─── DATA PROVIDED

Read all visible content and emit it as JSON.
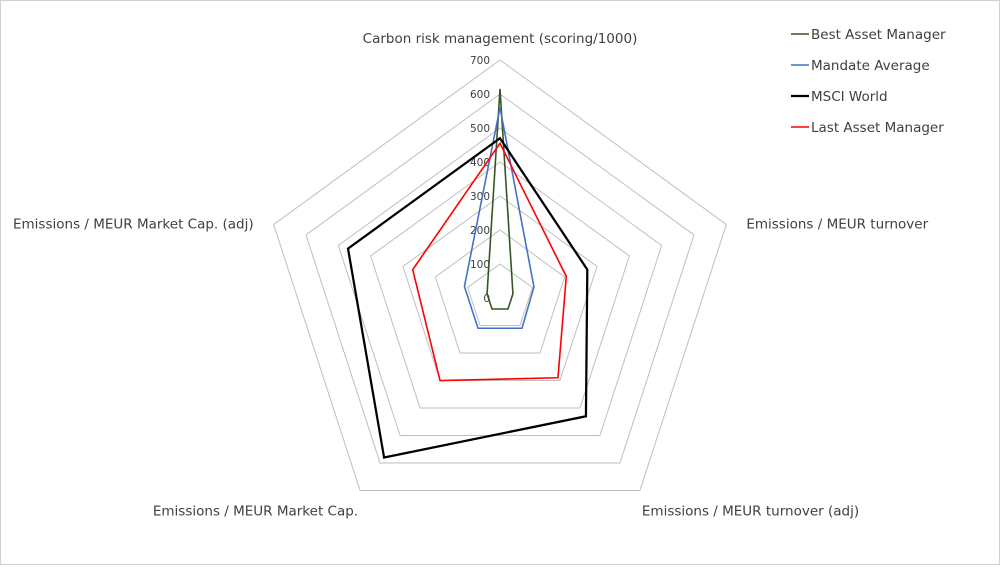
{
  "chart_data": {
    "type": "radar",
    "axes": [
      "Carbon risk management (scoring/1000)",
      "Emissions / MEUR turnover",
      "Emissions / MEUR turnover (adj)",
      "Emissions / MEUR Market Cap.",
      "Emissions / MEUR Market Cap. (adj)"
    ],
    "rlim": [
      0,
      700
    ],
    "ticks": [
      0,
      100,
      200,
      300,
      400,
      500,
      600,
      700
    ],
    "grid": true,
    "legend_position": "top-right",
    "series": [
      {
        "name": "Best Asset Manager",
        "color": "#375623",
        "values": [
          615,
          40,
          40,
          40,
          40
        ]
      },
      {
        "name": "Mandate Average",
        "color": "#4472c4",
        "values": [
          560,
          105,
          110,
          110,
          110
        ]
      },
      {
        "name": "MSCI World",
        "color": "#000000",
        "values": [
          470,
          270,
          430,
          580,
          470
        ]
      },
      {
        "name": "Last Asset Manager",
        "color": "#ff0000",
        "values": [
          455,
          205,
          290,
          300,
          270
        ]
      }
    ]
  }
}
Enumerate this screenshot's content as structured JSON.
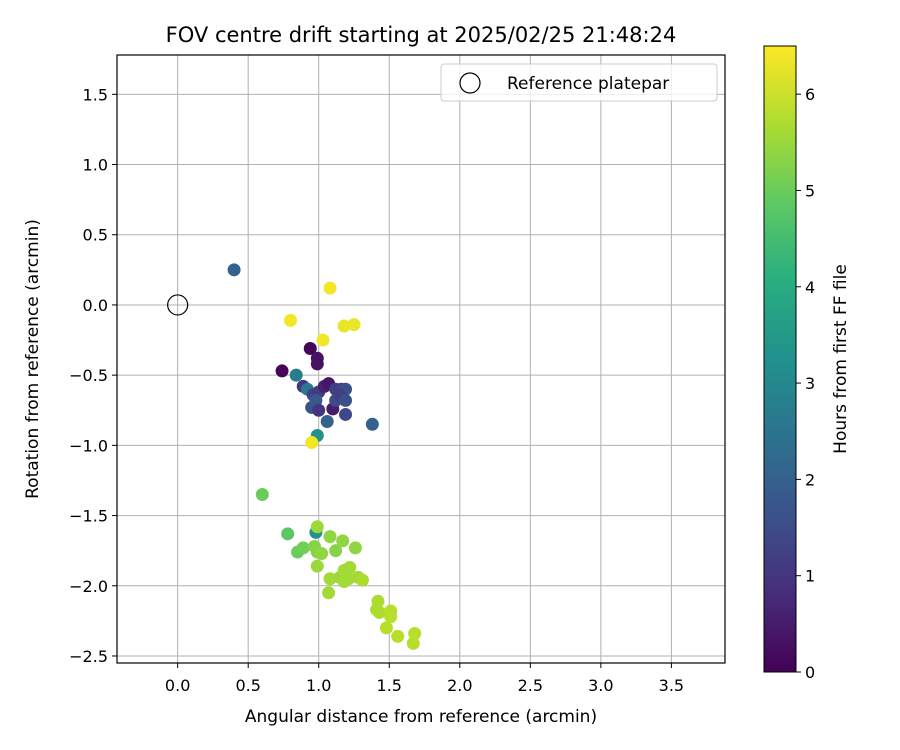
{
  "chart_data": {
    "type": "scatter",
    "title": "FOV centre drift starting at 2025/02/25 21:48:24",
    "xlabel": "Angular distance from reference (arcmin)",
    "ylabel": "Rotation from reference (arcmin)",
    "xlim": [
      -0.43,
      3.88
    ],
    "ylim": [
      -2.55,
      1.78
    ],
    "xticks": [
      0.0,
      0.5,
      1.0,
      1.5,
      2.0,
      2.5,
      3.0,
      3.5
    ],
    "xtick_labels": [
      "0.0",
      "0.5",
      "1.0",
      "1.5",
      "2.0",
      "2.5",
      "3.0",
      "3.5"
    ],
    "yticks": [
      1.5,
      1.0,
      0.5,
      0.0,
      -0.5,
      -1.0,
      -1.5,
      -2.0,
      -2.5
    ],
    "ytick_labels": [
      "1.5",
      "1.0",
      "0.5",
      "0.0",
      "−0.5",
      "−1.0",
      "−1.5",
      "−2.0",
      "−2.5"
    ],
    "grid": true,
    "legend": {
      "label": "Reference platepar",
      "position": "top-right"
    },
    "reference_point": {
      "x": 0.0,
      "y": 0.0
    },
    "colorbar": {
      "label": "Hours from first FF file",
      "colormap": "viridis",
      "range": [
        0,
        6.5
      ],
      "ticks": [
        0,
        1,
        2,
        3,
        4,
        5,
        6
      ],
      "tick_labels": [
        "0",
        "1",
        "2",
        "3",
        "4",
        "5",
        "6"
      ]
    },
    "series": [
      {
        "points": [
          {
            "x": 0.4,
            "y": 0.25,
            "c": 2.0
          },
          {
            "x": 0.74,
            "y": -0.47,
            "c": 0.1
          },
          {
            "x": 0.94,
            "y": -0.31,
            "c": 0.1
          },
          {
            "x": 0.99,
            "y": -0.38,
            "c": 0.3
          },
          {
            "x": 0.99,
            "y": -0.42,
            "c": 0.3
          },
          {
            "x": 0.84,
            "y": -0.5,
            "c": 2.7
          },
          {
            "x": 0.89,
            "y": -0.58,
            "c": 1.0
          },
          {
            "x": 0.92,
            "y": -0.6,
            "c": 2.6
          },
          {
            "x": 0.96,
            "y": -0.64,
            "c": 1.3
          },
          {
            "x": 1.0,
            "y": -0.62,
            "c": 1.1
          },
          {
            "x": 1.04,
            "y": -0.58,
            "c": 0.6
          },
          {
            "x": 1.07,
            "y": -0.56,
            "c": 0.4
          },
          {
            "x": 1.12,
            "y": -0.6,
            "c": 1.2
          },
          {
            "x": 1.16,
            "y": -0.6,
            "c": 1.3
          },
          {
            "x": 1.19,
            "y": -0.6,
            "c": 1.6
          },
          {
            "x": 0.95,
            "y": -0.73,
            "c": 1.7
          },
          {
            "x": 0.98,
            "y": -0.68,
            "c": 1.8
          },
          {
            "x": 1.0,
            "y": -0.75,
            "c": 1.0
          },
          {
            "x": 1.1,
            "y": -0.74,
            "c": 0.5
          },
          {
            "x": 1.12,
            "y": -0.68,
            "c": 1.5
          },
          {
            "x": 1.15,
            "y": -0.64,
            "c": 1.2
          },
          {
            "x": 1.19,
            "y": -0.68,
            "c": 1.6
          },
          {
            "x": 1.19,
            "y": -0.78,
            "c": 1.4
          },
          {
            "x": 1.06,
            "y": -0.83,
            "c": 2.0
          },
          {
            "x": 1.38,
            "y": -0.85,
            "c": 2.0
          },
          {
            "x": 0.99,
            "y": -0.93,
            "c": 3.3
          },
          {
            "x": 0.95,
            "y": -0.98,
            "c": 6.4
          },
          {
            "x": 0.8,
            "y": -0.11,
            "c": 6.4
          },
          {
            "x": 1.03,
            "y": -0.25,
            "c": 6.4
          },
          {
            "x": 1.08,
            "y": 0.12,
            "c": 6.4
          },
          {
            "x": 1.18,
            "y": -0.15,
            "c": 6.3
          },
          {
            "x": 1.25,
            "y": -0.14,
            "c": 6.3
          },
          {
            "x": 0.6,
            "y": -1.35,
            "c": 5.0
          },
          {
            "x": 0.78,
            "y": -1.63,
            "c": 4.8
          },
          {
            "x": 0.85,
            "y": -1.76,
            "c": 5.0
          },
          {
            "x": 0.89,
            "y": -1.73,
            "c": 5.1
          },
          {
            "x": 0.98,
            "y": -1.62,
            "c": 3.3
          },
          {
            "x": 0.99,
            "y": -1.58,
            "c": 5.5
          },
          {
            "x": 0.97,
            "y": -1.72,
            "c": 5.3
          },
          {
            "x": 0.99,
            "y": -1.76,
            "c": 5.3
          },
          {
            "x": 1.02,
            "y": -1.77,
            "c": 5.4
          },
          {
            "x": 0.99,
            "y": -1.86,
            "c": 5.5
          },
          {
            "x": 1.08,
            "y": -1.65,
            "c": 5.4
          },
          {
            "x": 1.12,
            "y": -1.75,
            "c": 5.3
          },
          {
            "x": 1.17,
            "y": -1.68,
            "c": 5.4
          },
          {
            "x": 1.26,
            "y": -1.73,
            "c": 5.4
          },
          {
            "x": 1.08,
            "y": -1.95,
            "c": 5.6
          },
          {
            "x": 1.07,
            "y": -2.05,
            "c": 5.6
          },
          {
            "x": 1.15,
            "y": -1.94,
            "c": 5.5
          },
          {
            "x": 1.18,
            "y": -1.89,
            "c": 5.6
          },
          {
            "x": 1.18,
            "y": -1.97,
            "c": 5.6
          },
          {
            "x": 1.22,
            "y": -1.87,
            "c": 5.6
          },
          {
            "x": 1.21,
            "y": -1.95,
            "c": 5.6
          },
          {
            "x": 1.28,
            "y": -1.94,
            "c": 5.6
          },
          {
            "x": 1.31,
            "y": -1.96,
            "c": 5.7
          },
          {
            "x": 1.42,
            "y": -2.11,
            "c": 5.7
          },
          {
            "x": 1.41,
            "y": -2.17,
            "c": 5.7
          },
          {
            "x": 1.43,
            "y": -2.19,
            "c": 5.7
          },
          {
            "x": 1.51,
            "y": -2.18,
            "c": 5.8
          },
          {
            "x": 1.51,
            "y": -2.22,
            "c": 5.8
          },
          {
            "x": 1.48,
            "y": -2.3,
            "c": 5.8
          },
          {
            "x": 1.56,
            "y": -2.36,
            "c": 5.8
          },
          {
            "x": 1.68,
            "y": -2.34,
            "c": 5.8
          },
          {
            "x": 1.67,
            "y": -2.41,
            "c": 5.8
          }
        ]
      }
    ]
  }
}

──────

== EXERCISE DIRECTIONS ==
Repeat the data exactly in full, omitting its pictures.

== SOLUTION ==
Read all visible content and emit it as JSON.
{
  "chart_data": {
    "type": "radar",
    "axes": [
      "Carbon risk management (scoring/1000)",
      "Emissions / MEUR turnover",
      "Emissions / MEUR turnover (adj)",
      "Emissions / MEUR Market Cap.",
      "Emissions / MEUR Market Cap. (adj)"
    ],
    "rlim": [
      0,
      700
    ],
    "ticks": [
      0,
      100,
      200,
      300,
      400,
      500,
      600,
      700
    ],
    "grid": true,
    "legend_position": "top-right",
    "series": [
      {
        "name": "Best Asset Manager",
        "color": "#375623",
        "values": [
          615,
          40,
          40,
          40,
          40
        ]
      },
      {
        "name": "Mandate Average",
        "color": "#4472c4",
        "values": [
          560,
          105,
          110,
          110,
          110
        ]
      },
      {
        "name": "MSCI World",
        "color": "#000000",
        "values": [
          470,
          270,
          430,
          580,
          470
        ]
      },
      {
        "name": "Last Asset Manager",
        "color": "#ff0000",
        "values": [
          455,
          205,
          290,
          300,
          270
        ]
      }
    ]
  }
}
Enumerate this screenshot's content as structured JSON.
{
  "chart_data": {
    "type": "scatter",
    "title": "FOV centre drift starting at 2025/02/25 21:48:24",
    "xlabel": "Angular distance from reference (arcmin)",
    "ylabel": "Rotation from reference (arcmin)",
    "xlim": [
      -0.43,
      3.88
    ],
    "ylim": [
      -2.55,
      1.78
    ],
    "xticks": [
      0.0,
      0.5,
      1.0,
      1.5,
      2.0,
      2.5,
      3.0,
      3.5
    ],
    "xtick_labels": [
      "0.0",
      "0.5",
      "1.0",
      "1.5",
      "2.0",
      "2.5",
      "3.0",
      "3.5"
    ],
    "yticks": [
      1.5,
      1.0,
      0.5,
      0.0,
      -0.5,
      -1.0,
      -1.5,
      -2.0,
      -2.5
    ],
    "ytick_labels": [
      "1.5",
      "1.0",
      "0.5",
      "0.0",
      "−0.5",
      "−1.0",
      "−1.5",
      "−2.0",
      "−2.5"
    ],
    "grid": true,
    "legend": {
      "label": "Reference platepar",
      "position": "top-right"
    },
    "reference_point": {
      "x": 0.0,
      "y": 0.0
    },
    "colorbar": {
      "label": "Hours from first FF file",
      "colormap": "viridis",
      "range": [
        0,
        6.5
      ],
      "ticks": [
        0,
        1,
        2,
        3,
        4,
        5,
        6
      ],
      "tick_labels": [
        "0",
        "1",
        "2",
        "3",
        "4",
        "5",
        "6"
      ]
    },
    "series": [
      {
        "points": [
          {
            "x": 0.4,
            "y": 0.25,
            "c": 2.0
          },
          {
            "x": 0.74,
            "y": -0.47,
            "c": 0.1
          },
          {
            "x": 0.94,
            "y": -0.31,
            "c": 0.1
          },
          {
            "x": 0.99,
            "y": -0.38,
            "c": 0.3
          },
          {
            "x": 0.99,
            "y": -0.42,
            "c": 0.3
          },
          {
            "x": 0.84,
            "y": -0.5,
            "c": 2.7
          },
          {
            "x": 0.89,
            "y": -0.58,
            "c": 1.0
          },
          {
            "x": 0.92,
            "y": -0.6,
            "c": 2.6
          },
          {
            "x": 0.96,
            "y": -0.64,
            "c": 1.3
          },
          {
            "x": 1.0,
            "y": -0.62,
            "c": 1.1
          },
          {
            "x": 1.04,
            "y": -0.58,
            "c": 0.6
          },
          {
            "x": 1.07,
            "y": -0.56,
            "c": 0.4
          },
          {
            "x": 1.12,
            "y": -0.6,
            "c": 1.2
          },
          {
            "x": 1.16,
            "y": -0.6,
            "c": 1.3
          },
          {
            "x": 1.19,
            "y": -0.6,
            "c": 1.6
          },
          {
            "x": 0.95,
            "y": -0.73,
            "c": 1.7
          },
          {
            "x": 0.98,
            "y": -0.68,
            "c": 1.8
          },
          {
            "x": 1.0,
            "y": -0.75,
            "c": 1.0
          },
          {
            "x": 1.1,
            "y": -0.74,
            "c": 0.5
          },
          {
            "x": 1.12,
            "y": -0.68,
            "c": 1.5
          },
          {
            "x": 1.15,
            "y": -0.64,
            "c": 1.2
          },
          {
            "x": 1.19,
            "y": -0.68,
            "c": 1.6
          },
          {
            "x": 1.19,
            "y": -0.78,
            "c": 1.4
          },
          {
            "x": 1.06,
            "y": -0.83,
            "c": 2.0
          },
          {
            "x": 1.38,
            "y": -0.85,
            "c": 2.0
          },
          {
            "x": 0.99,
            "y": -0.93,
            "c": 3.3
          },
          {
            "x": 0.95,
            "y": -0.98,
            "c": 6.4
          },
          {
            "x": 0.8,
            "y": -0.11,
            "c": 6.4
          },
          {
            "x": 1.03,
            "y": -0.25,
            "c": 6.4
          },
          {
            "x": 1.08,
            "y": 0.12,
            "c": 6.4
          },
          {
            "x": 1.18,
            "y": -0.15,
            "c": 6.3
          },
          {
            "x": 1.25,
            "y": -0.14,
            "c": 6.3
          },
          {
            "x": 0.6,
            "y": -1.35,
            "c": 5.0
          },
          {
            "x": 0.78,
            "y": -1.63,
            "c": 4.8
          },
          {
            "x": 0.85,
            "y": -1.76,
            "c": 5.0
          },
          {
            "x": 0.89,
            "y": -1.73,
            "c": 5.1
          },
          {
            "x": 0.98,
            "y": -1.62,
            "c": 3.3
          },
          {
            "x": 0.99,
            "y": -1.58,
            "c": 5.5
          },
          {
            "x": 0.97,
            "y": -1.72,
            "c": 5.3
          },
          {
            "x": 0.99,
            "y": -1.76,
            "c": 5.3
          },
          {
            "x": 1.02,
            "y": -1.77,
            "c": 5.4
          },
          {
            "x": 0.99,
            "y": -1.86,
            "c": 5.5
          },
          {
            "x": 1.08,
            "y": -1.65,
            "c": 5.4
          },
          {
            "x": 1.12,
            "y": -1.75,
            "c": 5.3
          },
          {
            "x": 1.17,
            "y": -1.68,
            "c": 5.4
          },
          {
            "x": 1.26,
            "y": -1.73,
            "c": 5.4
          },
          {
            "x": 1.08,
            "y": -1.95,
            "c": 5.6
          },
          {
            "x": 1.07,
            "y": -2.05,
            "c": 5.6
          },
          {
            "x": 1.15,
            "y": -1.94,
            "c": 5.5
          },
          {
            "x": 1.18,
            "y": -1.89,
            "c": 5.6
          },
          {
            "x": 1.18,
            "y": -1.97,
            "c": 5.6
          },
          {
            "x": 1.22,
            "y": -1.87,
            "c": 5.6
          },
          {
            "x": 1.21,
            "y": -1.95,
            "c": 5.6
          },
          {
            "x": 1.28,
            "y": -1.94,
            "c": 5.6
          },
          {
            "x": 1.31,
            "y": -1.96,
            "c": 5.7
          },
          {
            "x": 1.42,
            "y": -2.11,
            "c": 5.7
          },
          {
            "x": 1.41,
            "y": -2.17,
            "c": 5.7
          },
          {
            "x": 1.43,
            "y": -2.19,
            "c": 5.7
          },
          {
            "x": 1.51,
            "y": -2.18,
            "c": 5.8
          },
          {
            "x": 1.51,
            "y": -2.22,
            "c": 5.8
          },
          {
            "x": 1.48,
            "y": -2.3,
            "c": 5.8
          },
          {
            "x": 1.56,
            "y": -2.36,
            "c": 5.8
          },
          {
            "x": 1.68,
            "y": -2.34,
            "c": 5.8
          },
          {
            "x": 1.67,
            "y": -2.41,
            "c": 5.8
          }
        ]
      }
    ]
  }
}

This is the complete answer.